Data in this exercise ::
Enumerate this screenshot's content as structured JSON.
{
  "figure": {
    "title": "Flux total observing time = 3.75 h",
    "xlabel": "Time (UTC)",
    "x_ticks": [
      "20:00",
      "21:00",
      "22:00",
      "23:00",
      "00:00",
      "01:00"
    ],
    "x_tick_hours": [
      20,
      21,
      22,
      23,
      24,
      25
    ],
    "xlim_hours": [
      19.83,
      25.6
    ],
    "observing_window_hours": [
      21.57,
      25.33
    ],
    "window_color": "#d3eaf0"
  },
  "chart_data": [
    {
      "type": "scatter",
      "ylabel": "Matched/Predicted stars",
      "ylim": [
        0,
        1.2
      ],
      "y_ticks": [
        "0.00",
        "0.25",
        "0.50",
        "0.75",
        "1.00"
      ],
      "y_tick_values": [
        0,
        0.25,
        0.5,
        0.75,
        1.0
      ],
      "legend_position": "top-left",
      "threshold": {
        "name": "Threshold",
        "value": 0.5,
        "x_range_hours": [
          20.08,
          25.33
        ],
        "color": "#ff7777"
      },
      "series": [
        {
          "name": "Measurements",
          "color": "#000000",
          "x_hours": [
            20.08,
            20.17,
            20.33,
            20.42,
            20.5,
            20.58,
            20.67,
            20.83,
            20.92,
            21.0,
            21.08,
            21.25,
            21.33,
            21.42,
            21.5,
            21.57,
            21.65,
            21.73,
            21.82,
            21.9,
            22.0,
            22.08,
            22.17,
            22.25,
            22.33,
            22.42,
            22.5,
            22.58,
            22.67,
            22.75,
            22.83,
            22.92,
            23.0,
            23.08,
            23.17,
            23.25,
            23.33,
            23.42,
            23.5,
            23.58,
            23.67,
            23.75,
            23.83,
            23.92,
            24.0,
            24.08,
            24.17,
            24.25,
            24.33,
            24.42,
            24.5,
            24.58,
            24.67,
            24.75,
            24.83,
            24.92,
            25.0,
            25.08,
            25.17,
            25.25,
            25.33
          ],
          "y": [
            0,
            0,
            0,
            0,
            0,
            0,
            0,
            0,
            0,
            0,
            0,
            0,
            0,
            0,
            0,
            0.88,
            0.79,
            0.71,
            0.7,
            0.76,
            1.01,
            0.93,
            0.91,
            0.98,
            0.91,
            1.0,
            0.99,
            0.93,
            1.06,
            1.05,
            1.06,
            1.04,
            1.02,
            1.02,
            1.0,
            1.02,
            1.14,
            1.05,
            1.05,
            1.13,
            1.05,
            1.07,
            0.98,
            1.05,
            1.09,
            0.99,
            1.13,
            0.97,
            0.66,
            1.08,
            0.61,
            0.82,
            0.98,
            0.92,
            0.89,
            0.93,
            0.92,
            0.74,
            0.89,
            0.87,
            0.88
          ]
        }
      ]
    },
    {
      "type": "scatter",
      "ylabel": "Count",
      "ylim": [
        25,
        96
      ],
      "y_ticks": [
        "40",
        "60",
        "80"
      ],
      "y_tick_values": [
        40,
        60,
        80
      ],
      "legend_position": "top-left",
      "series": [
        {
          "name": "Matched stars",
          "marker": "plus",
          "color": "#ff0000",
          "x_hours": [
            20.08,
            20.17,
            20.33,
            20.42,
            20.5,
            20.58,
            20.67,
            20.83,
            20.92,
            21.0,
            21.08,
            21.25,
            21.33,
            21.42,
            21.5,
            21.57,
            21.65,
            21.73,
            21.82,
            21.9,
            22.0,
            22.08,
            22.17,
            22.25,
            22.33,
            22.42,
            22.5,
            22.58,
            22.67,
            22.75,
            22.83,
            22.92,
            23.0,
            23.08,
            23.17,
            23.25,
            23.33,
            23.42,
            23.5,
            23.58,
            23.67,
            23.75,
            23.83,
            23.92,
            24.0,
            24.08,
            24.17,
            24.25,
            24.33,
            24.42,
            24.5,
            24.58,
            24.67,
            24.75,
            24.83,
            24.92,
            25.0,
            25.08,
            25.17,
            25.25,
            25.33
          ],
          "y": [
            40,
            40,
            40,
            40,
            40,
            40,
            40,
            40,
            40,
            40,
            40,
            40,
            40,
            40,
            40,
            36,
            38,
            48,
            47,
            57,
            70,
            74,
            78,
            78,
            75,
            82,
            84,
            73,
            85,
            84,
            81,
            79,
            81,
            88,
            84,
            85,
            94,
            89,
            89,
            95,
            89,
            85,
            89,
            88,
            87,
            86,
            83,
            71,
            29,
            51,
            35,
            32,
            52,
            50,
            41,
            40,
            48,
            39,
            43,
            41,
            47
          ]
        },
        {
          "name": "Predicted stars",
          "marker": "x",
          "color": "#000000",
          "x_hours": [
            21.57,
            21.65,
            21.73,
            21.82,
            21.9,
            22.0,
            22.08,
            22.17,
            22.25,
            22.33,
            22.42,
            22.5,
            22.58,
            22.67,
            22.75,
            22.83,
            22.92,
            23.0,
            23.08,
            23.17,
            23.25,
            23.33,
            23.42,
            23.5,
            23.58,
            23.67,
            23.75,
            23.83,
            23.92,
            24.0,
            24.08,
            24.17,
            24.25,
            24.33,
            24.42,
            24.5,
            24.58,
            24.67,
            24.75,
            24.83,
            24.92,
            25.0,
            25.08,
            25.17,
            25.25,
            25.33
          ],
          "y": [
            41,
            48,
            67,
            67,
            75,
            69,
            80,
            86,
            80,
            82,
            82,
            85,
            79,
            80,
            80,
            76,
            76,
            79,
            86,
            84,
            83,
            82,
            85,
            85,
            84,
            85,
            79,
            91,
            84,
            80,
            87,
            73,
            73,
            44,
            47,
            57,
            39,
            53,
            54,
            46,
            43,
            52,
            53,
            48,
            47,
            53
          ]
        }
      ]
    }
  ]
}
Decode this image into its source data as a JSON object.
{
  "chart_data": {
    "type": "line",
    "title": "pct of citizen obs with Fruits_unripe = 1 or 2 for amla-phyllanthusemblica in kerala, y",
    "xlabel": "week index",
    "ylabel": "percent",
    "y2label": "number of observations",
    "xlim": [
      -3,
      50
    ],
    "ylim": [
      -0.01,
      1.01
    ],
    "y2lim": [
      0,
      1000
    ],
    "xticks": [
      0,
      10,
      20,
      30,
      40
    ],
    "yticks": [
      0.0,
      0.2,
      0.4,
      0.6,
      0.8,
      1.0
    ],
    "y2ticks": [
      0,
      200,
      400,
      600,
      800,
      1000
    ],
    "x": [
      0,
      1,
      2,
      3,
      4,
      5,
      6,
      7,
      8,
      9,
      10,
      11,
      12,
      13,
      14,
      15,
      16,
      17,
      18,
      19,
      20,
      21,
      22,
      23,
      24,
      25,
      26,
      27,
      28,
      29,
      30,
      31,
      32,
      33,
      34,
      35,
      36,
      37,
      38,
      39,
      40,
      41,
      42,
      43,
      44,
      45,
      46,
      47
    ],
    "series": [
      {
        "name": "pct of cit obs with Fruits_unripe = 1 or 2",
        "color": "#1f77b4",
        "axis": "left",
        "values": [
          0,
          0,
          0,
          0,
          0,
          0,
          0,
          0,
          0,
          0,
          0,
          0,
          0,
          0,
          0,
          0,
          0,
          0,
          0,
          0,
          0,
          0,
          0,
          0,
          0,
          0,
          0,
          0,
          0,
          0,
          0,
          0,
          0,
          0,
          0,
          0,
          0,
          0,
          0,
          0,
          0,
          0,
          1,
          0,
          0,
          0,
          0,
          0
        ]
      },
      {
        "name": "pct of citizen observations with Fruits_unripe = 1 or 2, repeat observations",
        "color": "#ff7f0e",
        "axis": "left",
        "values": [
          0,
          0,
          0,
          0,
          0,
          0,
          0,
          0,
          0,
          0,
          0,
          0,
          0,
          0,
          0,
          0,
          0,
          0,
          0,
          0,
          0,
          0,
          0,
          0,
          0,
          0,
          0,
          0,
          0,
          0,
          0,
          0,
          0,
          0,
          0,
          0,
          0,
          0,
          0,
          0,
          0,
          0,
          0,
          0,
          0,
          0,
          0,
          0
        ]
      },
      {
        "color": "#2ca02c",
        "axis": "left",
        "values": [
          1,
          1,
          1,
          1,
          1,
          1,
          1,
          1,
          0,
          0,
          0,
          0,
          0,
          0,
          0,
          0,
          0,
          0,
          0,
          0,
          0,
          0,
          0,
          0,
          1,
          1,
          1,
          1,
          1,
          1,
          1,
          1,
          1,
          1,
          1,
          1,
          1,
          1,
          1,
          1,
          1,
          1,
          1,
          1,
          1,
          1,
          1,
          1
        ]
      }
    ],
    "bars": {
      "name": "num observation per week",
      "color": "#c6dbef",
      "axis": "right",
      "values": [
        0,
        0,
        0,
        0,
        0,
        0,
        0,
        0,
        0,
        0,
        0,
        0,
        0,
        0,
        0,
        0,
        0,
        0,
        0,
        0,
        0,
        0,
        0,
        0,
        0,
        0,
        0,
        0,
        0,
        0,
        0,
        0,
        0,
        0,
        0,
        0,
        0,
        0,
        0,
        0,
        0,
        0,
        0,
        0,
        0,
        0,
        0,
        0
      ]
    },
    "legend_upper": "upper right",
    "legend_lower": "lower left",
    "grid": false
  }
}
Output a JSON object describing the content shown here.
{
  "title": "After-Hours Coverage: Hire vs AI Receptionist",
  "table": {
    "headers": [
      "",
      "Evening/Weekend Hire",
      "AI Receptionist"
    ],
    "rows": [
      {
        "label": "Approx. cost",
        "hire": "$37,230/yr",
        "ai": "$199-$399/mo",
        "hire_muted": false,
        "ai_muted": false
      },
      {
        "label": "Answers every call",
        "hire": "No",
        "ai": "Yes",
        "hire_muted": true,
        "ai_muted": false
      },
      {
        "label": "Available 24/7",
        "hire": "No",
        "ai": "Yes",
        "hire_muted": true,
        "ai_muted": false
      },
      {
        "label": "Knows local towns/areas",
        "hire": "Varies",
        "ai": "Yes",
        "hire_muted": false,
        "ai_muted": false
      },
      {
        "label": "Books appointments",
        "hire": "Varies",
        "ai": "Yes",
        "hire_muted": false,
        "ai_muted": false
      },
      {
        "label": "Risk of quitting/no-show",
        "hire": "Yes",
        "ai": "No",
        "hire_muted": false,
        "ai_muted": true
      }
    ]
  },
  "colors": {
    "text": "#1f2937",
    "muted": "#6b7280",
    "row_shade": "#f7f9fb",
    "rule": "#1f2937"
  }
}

Aim :: Identify the lines in the entries above that contain "with", then copy them out.

Task response ::
    "title": "pct of citizen obs with Fruits_unripe = 1 or 2 for amla-phyllanthusemblica in kerala, y",
        "name": "pct of cit obs with Fruits_unripe = 1 or 2",
        "name": "pct of citizen observations with Fruits_unripe = 1 or 2, repeat observations",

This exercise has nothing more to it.